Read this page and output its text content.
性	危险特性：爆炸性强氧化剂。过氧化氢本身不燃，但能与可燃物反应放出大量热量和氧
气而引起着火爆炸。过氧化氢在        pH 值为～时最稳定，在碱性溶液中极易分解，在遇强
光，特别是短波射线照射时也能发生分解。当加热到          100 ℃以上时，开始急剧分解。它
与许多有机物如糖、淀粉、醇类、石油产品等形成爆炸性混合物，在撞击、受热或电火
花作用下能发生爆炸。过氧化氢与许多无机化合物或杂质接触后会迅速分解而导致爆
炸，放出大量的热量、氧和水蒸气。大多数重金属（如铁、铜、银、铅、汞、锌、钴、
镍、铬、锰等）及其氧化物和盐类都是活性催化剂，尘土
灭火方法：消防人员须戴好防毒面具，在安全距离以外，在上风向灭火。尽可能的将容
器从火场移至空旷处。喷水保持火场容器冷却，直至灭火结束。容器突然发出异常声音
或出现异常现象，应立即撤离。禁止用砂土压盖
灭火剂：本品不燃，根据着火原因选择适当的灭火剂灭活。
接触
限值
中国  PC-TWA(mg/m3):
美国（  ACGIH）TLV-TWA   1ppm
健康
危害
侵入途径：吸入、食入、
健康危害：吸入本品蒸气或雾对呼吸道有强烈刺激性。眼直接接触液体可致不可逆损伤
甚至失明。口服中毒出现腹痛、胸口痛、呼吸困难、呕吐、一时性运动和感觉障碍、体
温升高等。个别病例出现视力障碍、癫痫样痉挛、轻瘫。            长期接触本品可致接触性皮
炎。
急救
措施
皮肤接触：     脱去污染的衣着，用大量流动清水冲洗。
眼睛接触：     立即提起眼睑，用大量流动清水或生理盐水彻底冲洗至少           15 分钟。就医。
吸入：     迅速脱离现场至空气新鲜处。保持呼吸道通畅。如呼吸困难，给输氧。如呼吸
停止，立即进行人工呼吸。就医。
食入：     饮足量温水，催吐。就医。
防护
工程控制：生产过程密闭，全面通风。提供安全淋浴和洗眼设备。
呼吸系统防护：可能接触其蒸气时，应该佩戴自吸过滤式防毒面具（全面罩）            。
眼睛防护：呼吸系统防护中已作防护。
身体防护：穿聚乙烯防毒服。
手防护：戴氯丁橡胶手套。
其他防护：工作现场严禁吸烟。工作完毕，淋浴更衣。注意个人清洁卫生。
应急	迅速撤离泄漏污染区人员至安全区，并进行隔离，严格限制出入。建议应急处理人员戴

--

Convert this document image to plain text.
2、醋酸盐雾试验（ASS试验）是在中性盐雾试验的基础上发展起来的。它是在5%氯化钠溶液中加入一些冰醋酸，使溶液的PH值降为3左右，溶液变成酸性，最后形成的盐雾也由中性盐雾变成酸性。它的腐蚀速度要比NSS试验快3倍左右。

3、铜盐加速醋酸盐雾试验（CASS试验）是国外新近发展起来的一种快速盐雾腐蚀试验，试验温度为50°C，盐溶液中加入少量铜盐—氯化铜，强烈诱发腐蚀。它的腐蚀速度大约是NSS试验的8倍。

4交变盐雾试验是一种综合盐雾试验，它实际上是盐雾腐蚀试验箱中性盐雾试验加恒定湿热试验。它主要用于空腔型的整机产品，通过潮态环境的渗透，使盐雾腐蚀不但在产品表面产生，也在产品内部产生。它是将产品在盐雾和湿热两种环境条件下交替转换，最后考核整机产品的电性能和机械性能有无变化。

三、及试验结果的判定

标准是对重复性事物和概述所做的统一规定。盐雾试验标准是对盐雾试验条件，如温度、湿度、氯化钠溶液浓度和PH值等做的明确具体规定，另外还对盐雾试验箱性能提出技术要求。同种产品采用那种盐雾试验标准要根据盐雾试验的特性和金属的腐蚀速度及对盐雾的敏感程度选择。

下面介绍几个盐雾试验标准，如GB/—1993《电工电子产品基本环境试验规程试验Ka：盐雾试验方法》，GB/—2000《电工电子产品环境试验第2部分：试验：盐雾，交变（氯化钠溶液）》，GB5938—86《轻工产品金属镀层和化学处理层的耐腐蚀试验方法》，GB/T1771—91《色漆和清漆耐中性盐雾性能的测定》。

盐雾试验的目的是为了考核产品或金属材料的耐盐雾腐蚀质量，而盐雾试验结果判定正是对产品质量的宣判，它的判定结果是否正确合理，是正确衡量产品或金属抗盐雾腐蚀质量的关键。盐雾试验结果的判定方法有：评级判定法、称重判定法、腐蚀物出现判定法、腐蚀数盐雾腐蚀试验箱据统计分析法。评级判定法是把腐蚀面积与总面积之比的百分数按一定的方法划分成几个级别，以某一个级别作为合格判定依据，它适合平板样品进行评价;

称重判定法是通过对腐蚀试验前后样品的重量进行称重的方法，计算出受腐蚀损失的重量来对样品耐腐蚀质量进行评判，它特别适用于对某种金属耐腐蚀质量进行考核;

==

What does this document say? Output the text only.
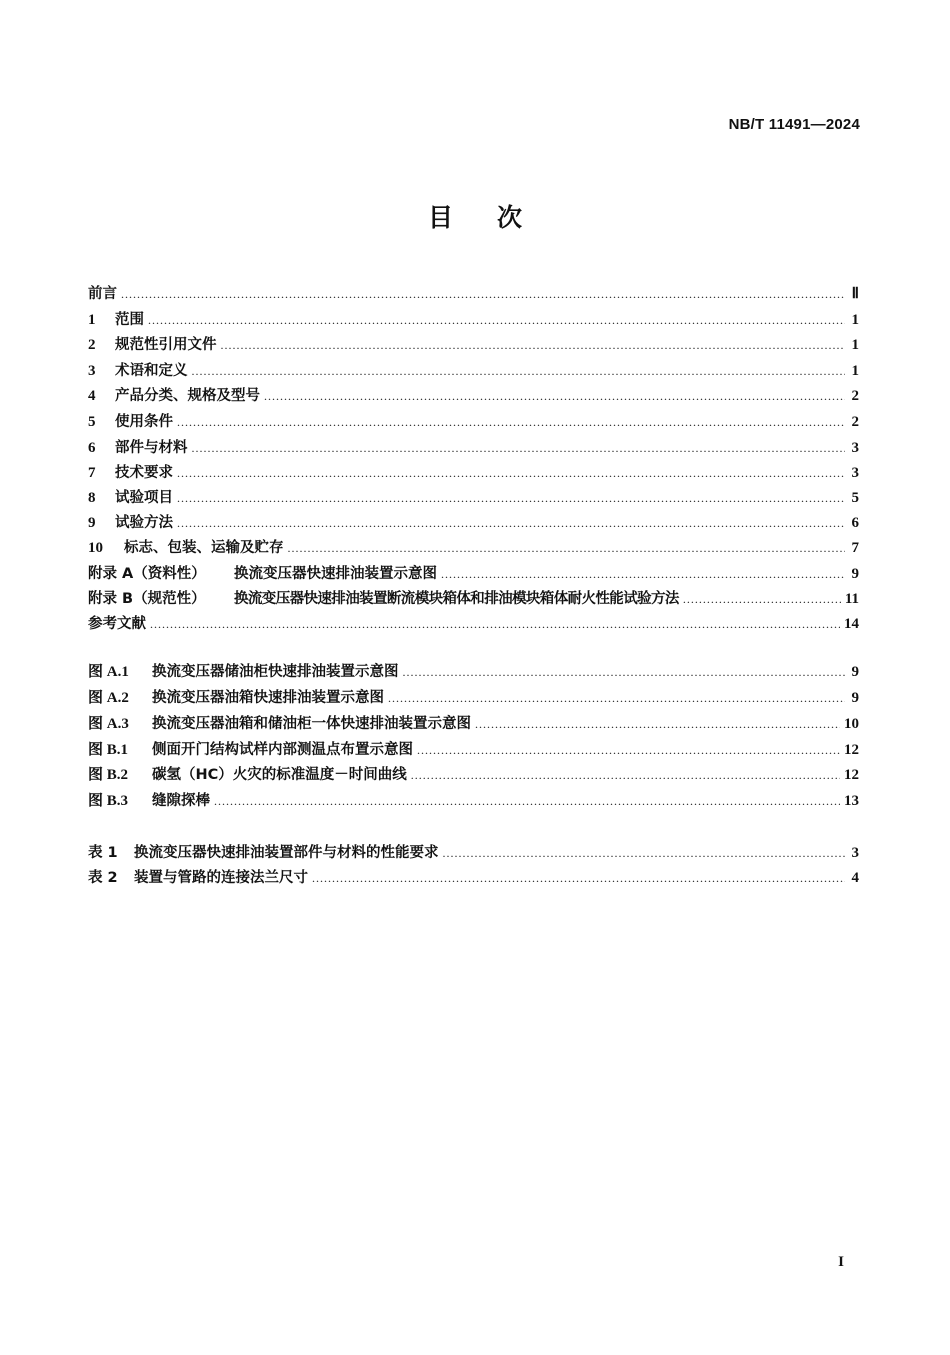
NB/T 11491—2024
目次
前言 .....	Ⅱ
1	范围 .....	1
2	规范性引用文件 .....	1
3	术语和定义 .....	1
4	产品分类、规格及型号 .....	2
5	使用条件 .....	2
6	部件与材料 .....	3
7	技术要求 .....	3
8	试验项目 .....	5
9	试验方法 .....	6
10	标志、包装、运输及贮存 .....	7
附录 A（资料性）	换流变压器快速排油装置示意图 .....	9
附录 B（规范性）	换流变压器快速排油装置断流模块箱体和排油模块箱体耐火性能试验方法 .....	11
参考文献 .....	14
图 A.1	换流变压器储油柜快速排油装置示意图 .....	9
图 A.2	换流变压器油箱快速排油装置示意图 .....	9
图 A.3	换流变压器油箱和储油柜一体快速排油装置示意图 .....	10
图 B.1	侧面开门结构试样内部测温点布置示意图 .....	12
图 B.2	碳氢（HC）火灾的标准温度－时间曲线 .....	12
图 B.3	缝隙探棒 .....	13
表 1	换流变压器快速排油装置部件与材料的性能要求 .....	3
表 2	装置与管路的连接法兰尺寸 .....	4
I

## SET TASK
Where a line above contains the word "text", copy that line.

## EXPECTED ANSWER
Read this page and output its text content.
Convert this document image to plain text.
What does this document say? Output the text only.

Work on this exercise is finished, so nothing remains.